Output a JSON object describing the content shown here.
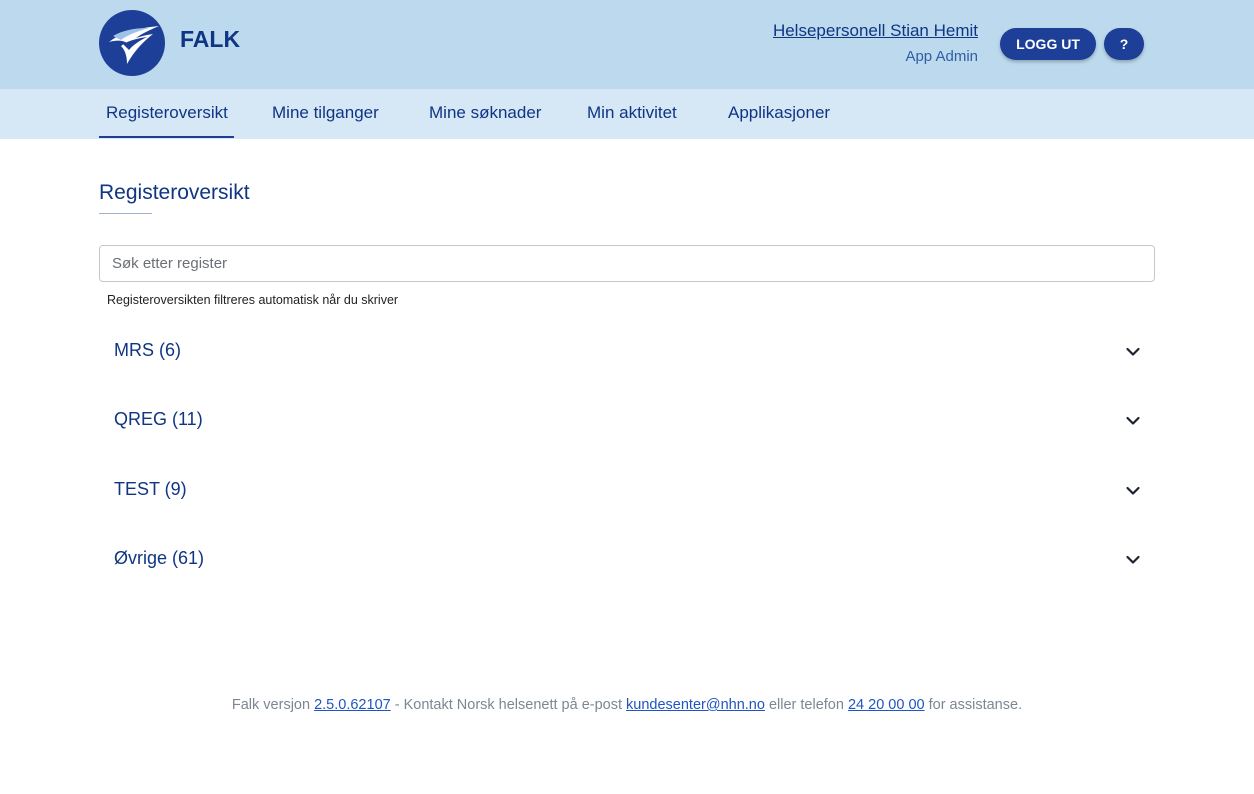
{
  "header": {
    "app_name": "FALK",
    "user_name": "Helsepersonell Stian Hemit",
    "user_role": "App Admin",
    "logout_label": "LOGG UT",
    "help_label": "?"
  },
  "nav": {
    "items": [
      {
        "label": "Registeroversikt",
        "active": true
      },
      {
        "label": "Mine tilganger"
      },
      {
        "label": "Mine søknader"
      },
      {
        "label": "Min aktivitet"
      },
      {
        "label": "Applikasjoner"
      }
    ]
  },
  "main": {
    "title": "Registeroversikt",
    "search_placeholder": "Søk etter register",
    "search_value": "",
    "hint": "Registeroversikten filtreres automatisk når du skriver",
    "groups": [
      {
        "label": "MRS (6)"
      },
      {
        "label": "QREG (11)"
      },
      {
        "label": "TEST (9)"
      },
      {
        "label": "Øvrige (61)"
      }
    ]
  },
  "footer": {
    "prefix": "Falk versjon ",
    "version": "2.5.0.62107",
    "middle": " - Kontakt Norsk helsenett på e-post ",
    "email": "kundesenter@nhn.no",
    "phone_prefix": " eller telefon ",
    "phone": "24 20 00 00",
    "suffix": " for assistanse."
  },
  "colors": {
    "header_bg": "#bcd9ee",
    "nav_bg": "#d6e7f5",
    "brand_blue": "#1d3f97",
    "link_blue": "#1f55c2"
  },
  "icons": {
    "logo": "falk-bird-logo",
    "group_toggle": "chevron-down-icon"
  }
}
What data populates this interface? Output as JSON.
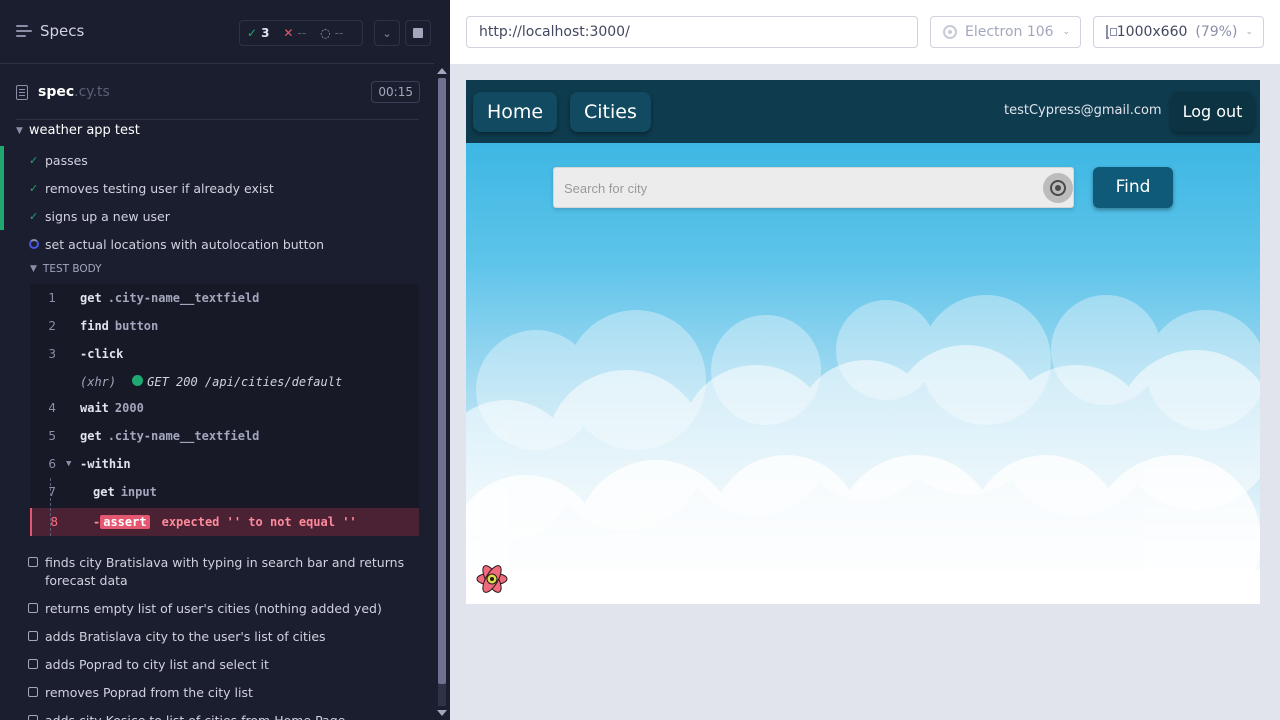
{
  "reporter": {
    "header": {
      "title": "Specs",
      "passed": "3",
      "failed": "--",
      "pending": "--"
    },
    "file": {
      "name": "spec",
      "ext": ".cy.ts",
      "duration": "00:15"
    },
    "suite": "weather app test",
    "tests_done": [
      {
        "label": "passes",
        "state": "passed"
      },
      {
        "label": "removes testing user if already exist",
        "state": "passed"
      },
      {
        "label": "signs up a new user",
        "state": "passed"
      },
      {
        "label": "set actual locations with autolocation button",
        "state": "running"
      }
    ],
    "test_body_label": "TEST BODY",
    "commands": [
      {
        "n": "1",
        "name": "get",
        "msg": ".city-name__textfield"
      },
      {
        "n": "2",
        "name": "find",
        "msg": "button"
      },
      {
        "n": "3",
        "name": "-click",
        "msg": ""
      },
      {
        "n": "",
        "name": "(xhr)",
        "msg": "GET 200 /api/cities/default"
      },
      {
        "n": "4",
        "name": "wait",
        "msg": "2000"
      },
      {
        "n": "5",
        "name": "get",
        "msg": ".city-name__textfield"
      },
      {
        "n": "6",
        "name": "-within",
        "msg": ""
      },
      {
        "n": "7",
        "name": "get",
        "msg": "input"
      },
      {
        "n": "8",
        "name": "-",
        "badge": "assert",
        "msg": "expected '' to not equal ''"
      }
    ],
    "pending_tests": [
      "finds city Bratislava with typing in search bar and returns forecast data",
      "returns empty list of user's cities (nothing added yed)",
      "adds Bratislava city to the user's list of cities",
      "adds Poprad to city list and select it",
      "removes Poprad from the city list",
      "adds city Kosice to list of cities from Home Page"
    ]
  },
  "topbar": {
    "url": "http://localhost:3000/",
    "browser": "Electron 106",
    "viewport": "1000x660",
    "zoom": "(79%)"
  },
  "app": {
    "nav": {
      "home": "Home",
      "cities": "Cities",
      "email": "testCypress@gmail.com",
      "logout": "Log out"
    },
    "search": {
      "placeholder": "Search for city",
      "value": ""
    },
    "find_label": "Find"
  },
  "colors": {
    "reporter_bg": "#1b1e2e",
    "pass": "#1fa971",
    "fail": "#e45770",
    "app_nav": "#0e3b4d",
    "find_btn": "#0f5a78"
  }
}
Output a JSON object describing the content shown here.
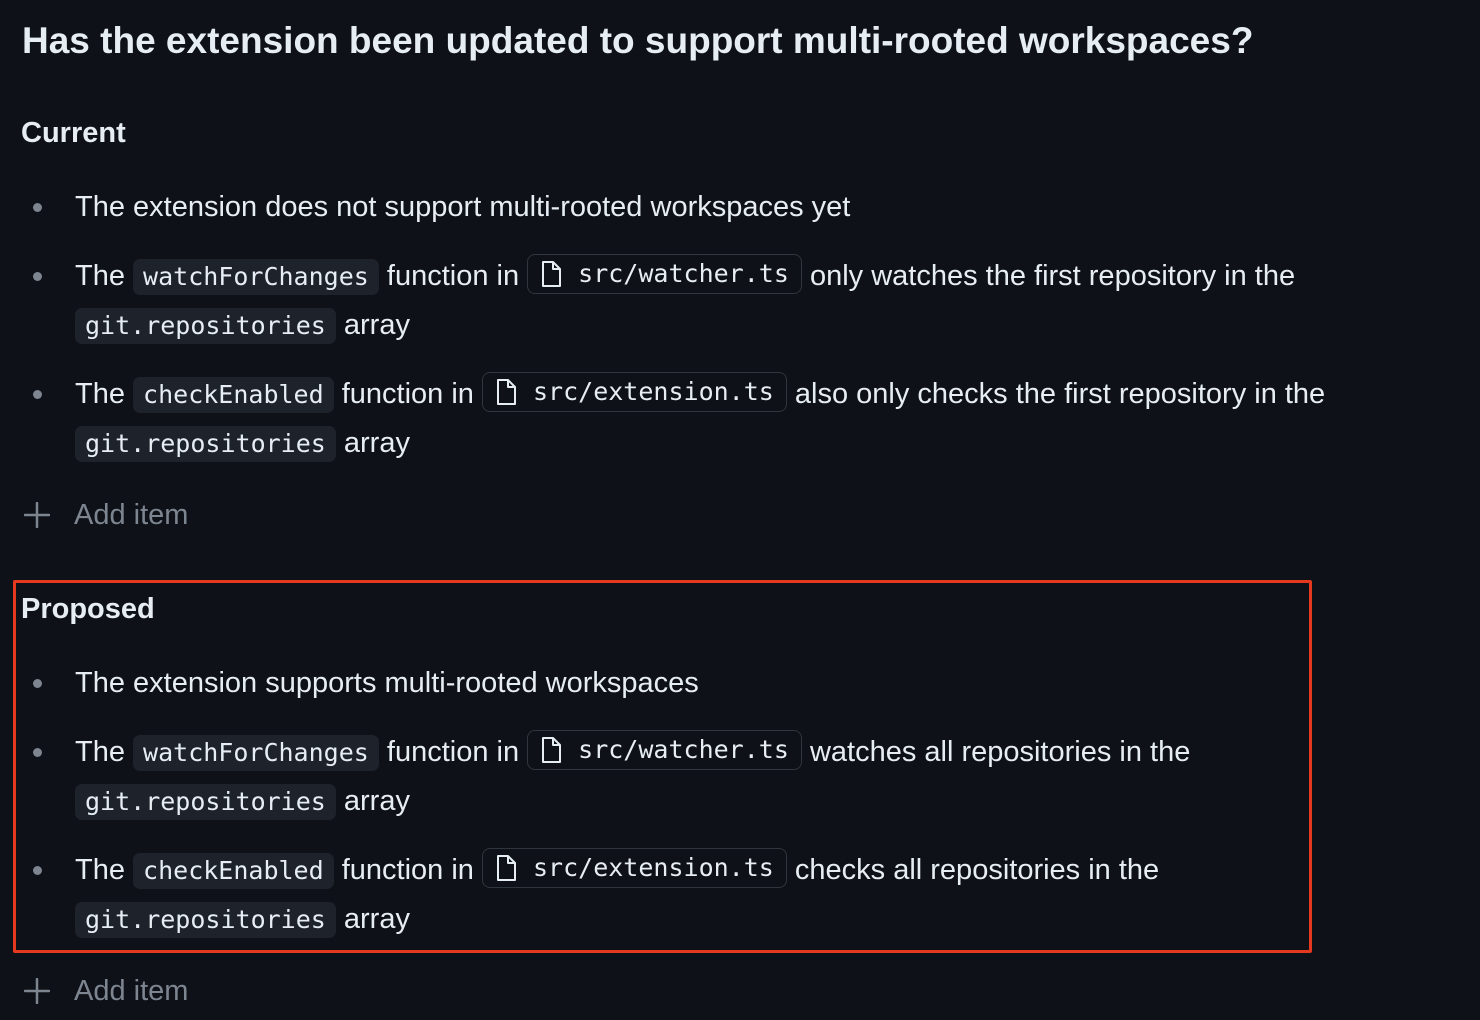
{
  "page": {
    "title": "Has the extension been updated to support multi-rooted workspaces?"
  },
  "current": {
    "heading": "Current",
    "items": [
      {
        "text": "The extension does not support multi-rooted workspaces yet"
      },
      {
        "prefix": "The",
        "code": "watchForChanges",
        "middle": "function in",
        "file": "src/watcher.ts",
        "suffix": "only watches the first repository in the",
        "code2": "git.repositories",
        "end": "array"
      },
      {
        "prefix": "The",
        "code": "checkEnabled",
        "middle": "function in",
        "file": "src/extension.ts",
        "suffix": "also only checks the first repository in the",
        "code2": "git.repositories",
        "end": "array"
      }
    ],
    "add_item_label": "Add item"
  },
  "proposed": {
    "heading": "Proposed",
    "items": [
      {
        "text": "The extension supports multi-rooted workspaces"
      },
      {
        "prefix": "The",
        "code": "watchForChanges",
        "middle": "function in",
        "file": "src/watcher.ts",
        "suffix": "watches all repositories in the",
        "code2": "git.repositories",
        "end": "array"
      },
      {
        "prefix": "The",
        "code": "checkEnabled",
        "middle": "function in",
        "file": "src/extension.ts",
        "suffix": "checks all repositories in the",
        "code2": "git.repositories",
        "end": "array"
      }
    ],
    "add_item_label": "Add item"
  },
  "icons": {
    "file": "file-icon",
    "plus": "plus-icon",
    "bullet": "bullet-dot"
  },
  "colors": {
    "background": "#0e1117",
    "text": "#e6edf3",
    "muted": "#7d8590",
    "code_bg": "#1e232b",
    "chip_border": "#30363d",
    "highlight": "#e5391f"
  }
}
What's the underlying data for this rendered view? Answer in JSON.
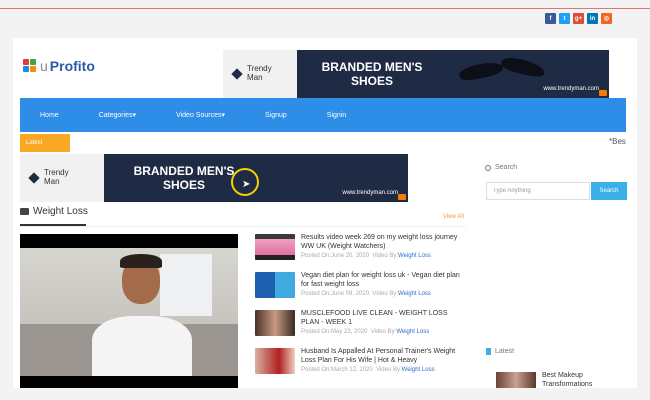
{
  "social": [
    {
      "icon": "facebook-icon",
      "glyph": "f",
      "color": "#3b5998"
    },
    {
      "icon": "twitter-icon",
      "glyph": "t",
      "color": "#1da1f2"
    },
    {
      "icon": "google-plus-icon",
      "glyph": "g+",
      "color": "#dd4b39"
    },
    {
      "icon": "linkedin-icon",
      "glyph": "in",
      "color": "#0077b5"
    },
    {
      "icon": "rss-icon",
      "glyph": "◎",
      "color": "#f26522"
    }
  ],
  "logo": {
    "prefix": "u",
    "name": "Profito"
  },
  "banner": {
    "brand_line1": "Trendy",
    "brand_line2": "Man",
    "headline_line1": "BRANDED MEN'S",
    "headline_line2": "SHOES",
    "url": "www.trendyman.com"
  },
  "nav": [
    "Home",
    "Categories▾",
    "Video Sources▾",
    "Signup",
    "Signin"
  ],
  "latest_tab": "Latest",
  "ticker": "*Bes",
  "section": {
    "title": "Weight Loss",
    "view_all": "View All"
  },
  "posts": [
    {
      "title": "Results video week 269 on my weight loss journey WW UK (Weight Watchers)",
      "posted_label": "Posted On:",
      "date": "June 20, 2020",
      "video_by_label": "Video By:",
      "author": "Weight Loss"
    },
    {
      "title": "Vegan diet plan for weight loss uk - Vegan diet plan for fast weight loss",
      "posted_label": "Posted On:",
      "date": "June 09, 2020",
      "video_by_label": "Video By:",
      "author": "Weight Loss"
    },
    {
      "title": "MUSCLEFOOD LIVE CLEAN - WEIGHT LOSS PLAN - WEEK 1",
      "posted_label": "Posted On:",
      "date": "May 23, 2020",
      "video_by_label": "Video By:",
      "author": "Weight Loss"
    },
    {
      "title": "Husband Is Appalled At Personal Trainer's Weight Loss Plan For His Wife | Hot & Heavy",
      "posted_label": "Posted On:",
      "date": "March 12, 2020",
      "video_by_label": "Video By:",
      "author": "Weight Loss"
    }
  ],
  "search": {
    "label": "Search",
    "placeholder": "Type Anything",
    "button": "Search"
  },
  "sidebar_latest": {
    "label": "Latest",
    "item_title": "Best Makeup Transformations"
  },
  "colors": {
    "nav": "#2e8de6",
    "accent": "#f9a825",
    "link": "#2e6fc9"
  }
}
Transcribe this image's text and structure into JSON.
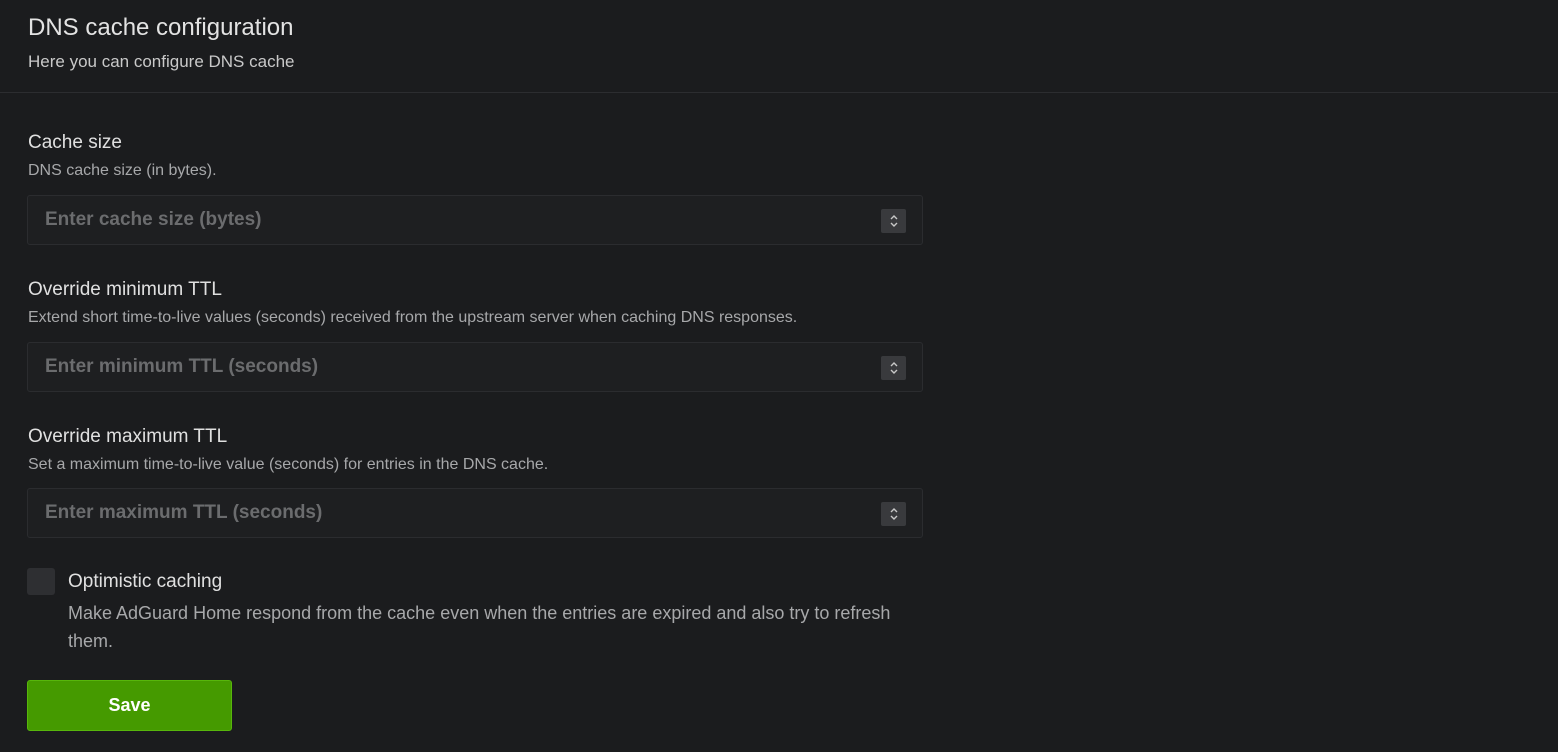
{
  "header": {
    "title": "DNS cache configuration",
    "subtitle": "Here you can configure DNS cache"
  },
  "fields": [
    {
      "label": "Cache size",
      "description": "DNS cache size (in bytes).",
      "placeholder": "Enter cache size (bytes)",
      "value": ""
    },
    {
      "label": "Override minimum TTL",
      "description": "Extend short time-to-live values (seconds) received from the upstream server when caching DNS responses.",
      "placeholder": "Enter minimum TTL (seconds)",
      "value": ""
    },
    {
      "label": "Override maximum TTL",
      "description": "Set a maximum time-to-live value (seconds) for entries in the DNS cache.",
      "placeholder": "Enter maximum TTL (seconds)",
      "value": ""
    }
  ],
  "optimistic_caching": {
    "label": "Optimistic caching",
    "description": "Make AdGuard Home respond from the cache even when the entries are expired and also try to refresh them.",
    "checked": false
  },
  "actions": {
    "save_label": "Save"
  },
  "icons": {
    "spinner": "chevron-up-down-icon"
  },
  "colors": {
    "background": "#1b1c1e",
    "save_button": "#459a00",
    "placeholder": "#6b6c6e"
  }
}
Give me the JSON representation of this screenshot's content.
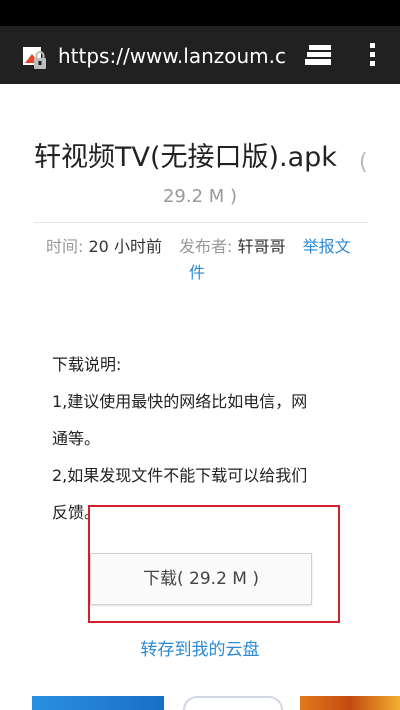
{
  "browser": {
    "url": "https://www.lanzoum.com",
    "site_icon": "lock-page-icon",
    "tabs_icon": "tabs-icon",
    "menu_icon": "overflow-menu-icon"
  },
  "file": {
    "title": "轩视频TV(无接口版).apk",
    "title_paren_open": "(",
    "size": "29.2 M )"
  },
  "meta": {
    "time_label": "时间:",
    "time_value": "20 小时前",
    "publisher_label": "发布者:",
    "publisher_value": "轩哥哥",
    "report_line1": "举报文",
    "report_line2": "件"
  },
  "description": {
    "heading": "下载说明:",
    "line1": "1,建议使用最快的网络比如电信，网",
    "line2": "通等。",
    "line3": "2,如果发现文件不能下载可以给我们",
    "line4": "反馈。"
  },
  "actions": {
    "download_label": "下载( 29.2 M )",
    "save_to_cloud": "转存到我的云盘"
  },
  "colors": {
    "link": "#2b8ad6",
    "toolbar": "#212121",
    "highlight_box": "#d2202f"
  }
}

******************************

Report back each line of the entries that holds the string "this".

What data populates this interface? Output as JSON.
What's the underlying data for this rendered view? Answer in JSON.
Transcribe this image's text and structure into JSON.
Give me the JSON representation of this screenshot's content.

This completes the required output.